==== EXTRAHIERTER TEXT ====
# Iphone 4S Display Tauschen - Homebutton und Hörmuschel Gitter übertragen



## Nostrex (9. Februar 2013)

*Iphone 4S Display Tauschen - Homebutton und Hörmuschel Gitter übertragen*

Moin Moin.
Nachdem das Iphone meiner Freundin Wieder runter gefallen ist (zum 3. Mal ..) wirds langsam teuer mit der Reperatur.
Deshalb möchte ich mich mal versuchen.
An sich sollte der Display Tausch kein Problem für mich sein.
Allerdings stelle ich mir die Frage, wie ich das Gitter an der Hörmuschel und den Home Button Tauschen könnte.
Diese sind beim Neuen Display leider nicht angebaut.
Home button habe ich schon gesehen soll nur "aufgelegt" sein, von daher einfach zu tauschen.
Und was ist mit der hörmuschel ?
wie bekomme ich das gitter da runter ?
Leider keine möglichkeiten gefunden, alle meinen immer das sei so einfach ^^
Hat jemand eine anleitung ?
MfG


----------



## ct5010 (9. Februar 2013)
==== DATENZEILEN ====
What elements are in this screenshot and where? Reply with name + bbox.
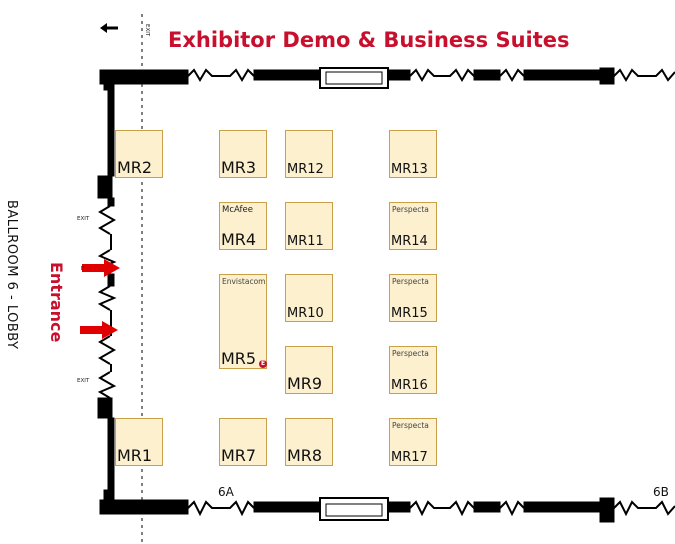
====
◆ ZU BEARBEITEN ◆
1. Tippen Sie aus dem Forenthread zum Displaytausch den Abschnitt ab, der bei den Worten „An sich sollte“ beginnt und nach den Worten „einfach zu tauschen.“ endet.
2. Geben Sie alle Sätze aus dem Forenthread zum Displaytausch an, die mit einem Fragezeichen enden.
3. Fahren Sie mit dem Forenthread zum Displaytausch dort fort, wo er aufhört.

◆ GELÖSTE AUFGABEN ◆
1.
An sich sollte der Display Tausch kein Problem für mich sein.
Allerdings stelle ich mir die Frage, wie ich das Gitter an der Hörmuschel und den Home Button Tauschen könnte.
Diese sind beim Neuen Display leider nicht angebaut.
Home button habe ich schon gesehen soll nur "aufgelegt" sein, von daher einfach zu tauschen.

2.
Und was ist mit der hörmuschel ?
wie bekomme ich das gitter da runter ?
Hat jemand eine anleitung ?

3.
*AW: Iphone 4S Display Tauschen - Homebutton und Hörmuschel Gitter übertragen*

Hättet ihr euch ein anderes Telefon geholt, hättet ihr 1. ein besseres Gerät und 2. nicht so viele Reperaturkosten zu tragen 

Das Gitter der Hörmuschel ist im Display drinnen reinintegriert, oder? Einfach dahinter kleben, würde ich sagen, oder kann man noch was auseinandernehmen...


----------



## Dichlorvos (9. Februar 2013)

*AW: Iphone 4S Display Tauschen - Homebutton und Hörmuschel Gitter übertragen*

iPhone 4S Repair Manual - iFixit

Original Apple iPhone 4S 4 S LCD Display Touchscreen Komplettset | eBay


----------



## BiOhAzArD87 (9. Februar 2013)

*AW: Iphone 4S Display Tauschen - Homebutton und Hörmuschel Gitter übertragen*

Wie man das Display ausbaut und durch ein neues ersetzt wird hier Bild für Bild erklärt:Installing iPhone 4S Display Assembly   
Dort ist auch aufgelistet was du an Schraubendrehern brachts.

Andere Guides wie man z.B den Homebutton austaucht findest du dort auch: iPhone 4S Repair Manual



Nostrex schrieb:


> Leider keine möglichkeiten gefunden, alle meinen immer das sei so einfach ^^



Einfach würde ich den Umbau nicht bezeichnen, da du gerade für das Display und Homebutton das ganze iPhone auseinander nehmen musst.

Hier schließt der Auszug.